Task brief ▸ Copy out each line below that has the word "label" in it.

Material provided ▸
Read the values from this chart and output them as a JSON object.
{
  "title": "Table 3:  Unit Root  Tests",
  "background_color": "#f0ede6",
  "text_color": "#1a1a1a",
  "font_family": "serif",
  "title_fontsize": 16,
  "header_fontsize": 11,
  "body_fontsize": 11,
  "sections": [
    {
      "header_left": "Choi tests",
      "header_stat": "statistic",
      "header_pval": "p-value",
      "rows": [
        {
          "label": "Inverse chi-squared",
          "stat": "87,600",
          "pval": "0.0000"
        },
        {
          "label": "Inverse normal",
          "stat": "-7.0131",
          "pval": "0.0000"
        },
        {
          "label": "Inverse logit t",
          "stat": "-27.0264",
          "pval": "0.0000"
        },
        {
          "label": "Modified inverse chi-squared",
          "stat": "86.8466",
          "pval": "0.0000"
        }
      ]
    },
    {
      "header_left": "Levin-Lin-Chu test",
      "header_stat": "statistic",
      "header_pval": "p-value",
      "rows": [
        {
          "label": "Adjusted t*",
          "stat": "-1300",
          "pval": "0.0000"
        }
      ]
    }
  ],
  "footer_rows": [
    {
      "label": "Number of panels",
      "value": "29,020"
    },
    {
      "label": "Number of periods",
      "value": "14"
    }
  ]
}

Written solution ▸
          "label": "Inverse chi-squared",
          "label": "Inverse normal",
          "label": "Inverse logit t",
          "label": "Modified inverse chi-squared",
          "label": "Adjusted t*",
      "label": "Number of panels",
      "label": "Number of periods",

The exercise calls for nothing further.